Records
↓↓↓

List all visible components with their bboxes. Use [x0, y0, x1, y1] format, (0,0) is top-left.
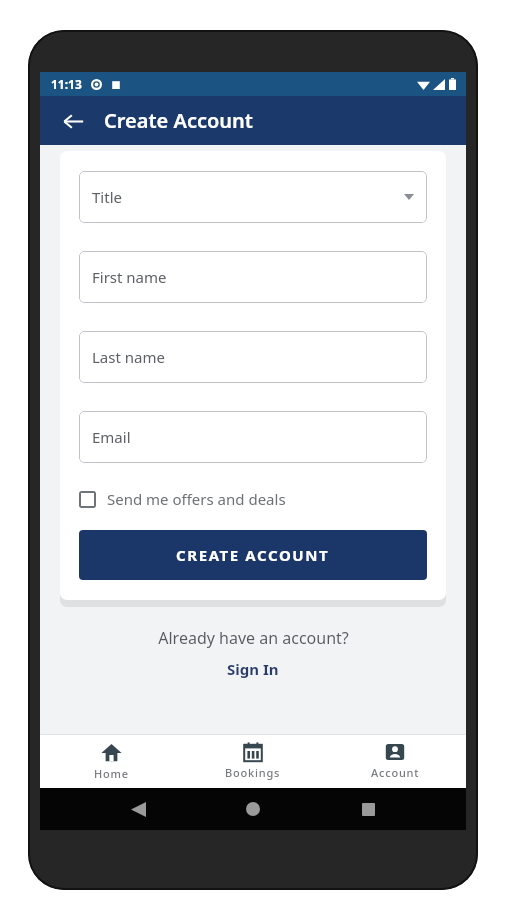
button[interactable]: CREATE ACCOUNT [79, 530, 427, 580]
staticText: Last name [92, 347, 165, 367]
button[interactable]: Bookings [182, 734, 324, 788]
staticText: Already have an account? [158, 627, 349, 649]
staticText: Account [371, 765, 420, 780]
button[interactable]: Title [79, 171, 427, 223]
button[interactable]: Home [40, 734, 182, 788]
button[interactable]: Last name [79, 331, 427, 383]
button[interactable]: Home [236, 792, 270, 826]
button[interactable]: Back [54, 102, 92, 140]
staticText: Create Account [104, 107, 253, 134]
staticText: Bookings [225, 765, 281, 780]
button[interactable]: First name [79, 251, 427, 303]
button[interactable]: Account [324, 734, 466, 788]
button[interactable]: Recent apps [351, 792, 385, 826]
staticText: Sign In [227, 659, 279, 679]
staticText: Email [92, 427, 131, 447]
button[interactable]: Email [79, 411, 427, 463]
staticText: CREATE ACCOUNT [176, 545, 330, 565]
staticText: 11:13 [51, 76, 82, 92]
staticText: Home [94, 766, 129, 781]
button[interactable]: Send me offers and deals [79, 485, 286, 513]
staticText: Title [92, 187, 122, 207]
staticText: First name [92, 267, 167, 287]
button[interactable]: Back [121, 792, 155, 826]
button[interactable]: Sign In [217, 656, 289, 682]
staticText: Send me offers and deals [107, 489, 286, 509]
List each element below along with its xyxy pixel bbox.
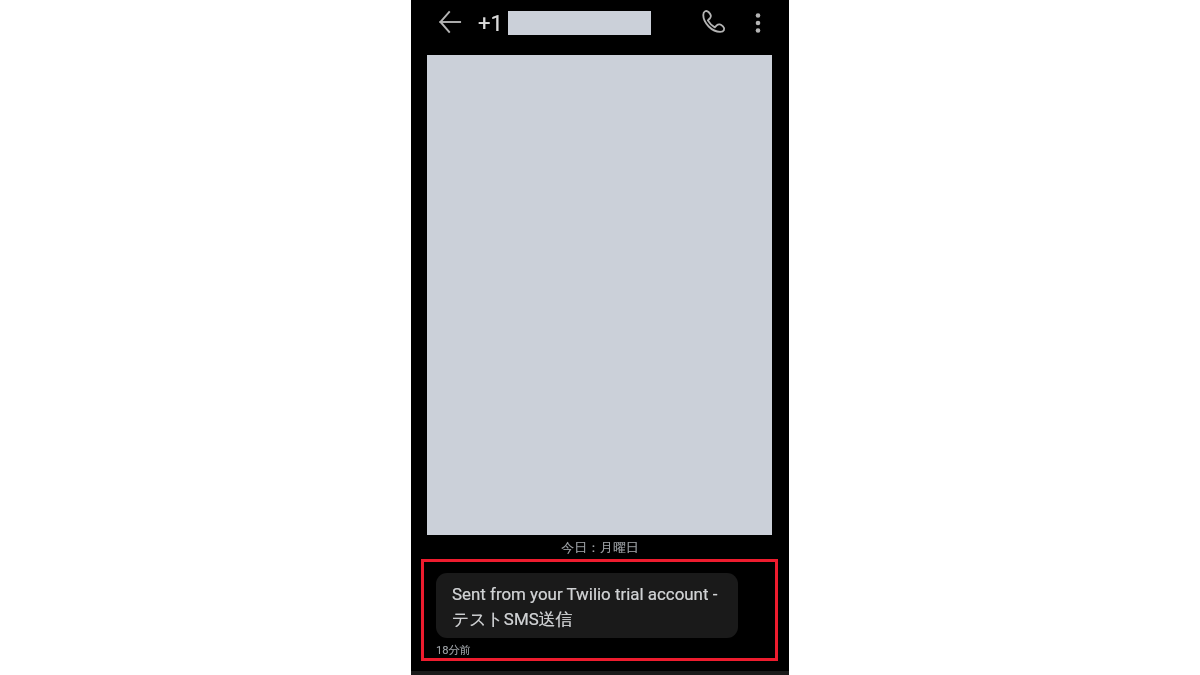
- staticText: 18分前: [436, 643, 471, 657]
- button[interactable]: More options: [741, 6, 774, 39]
- button[interactable]: Sent from your Twilio trial account - テス…: [436, 573, 738, 638]
- button[interactable]: Call: [696, 4, 730, 38]
- staticText: +1: [478, 11, 503, 37]
- staticText: 今日：月曜日: [411, 540, 789, 556]
- staticText: Sent from your Twilio trial account - テス…: [452, 584, 718, 630]
- button[interactable]: Back: [433, 5, 466, 38]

↑↑↑

## Aim
Reproduce every line of the records from the one containing "button[interactable]: CREATE ACCOUNT" down to the one containing "button[interactable]: Email [79, 411, 427, 463]", with both of those lines included.

## Answer below
button[interactable]: CREATE ACCOUNT [79, 530, 427, 580]
staticText: Last name [92, 347, 165, 367]
button[interactable]: Bookings [182, 734, 324, 788]
staticText: Already have an account? [158, 627, 349, 649]
staticText: Account [371, 765, 420, 780]
button[interactable]: Title [79, 171, 427, 223]
button[interactable]: Home [40, 734, 182, 788]
button[interactable]: Last name [79, 331, 427, 383]
button[interactable]: Home [236, 792, 270, 826]
button[interactable]: Back [54, 102, 92, 140]
staticText: Create Account [104, 107, 253, 134]
staticText: Bookings [225, 765, 281, 780]
button[interactable]: First name [79, 251, 427, 303]
button[interactable]: Account [324, 734, 466, 788]
button[interactable]: Recent apps [351, 792, 385, 826]
staticText: Sign In [227, 659, 279, 679]
staticText: Email [92, 427, 131, 447]
button[interactable]: Email [79, 411, 427, 463]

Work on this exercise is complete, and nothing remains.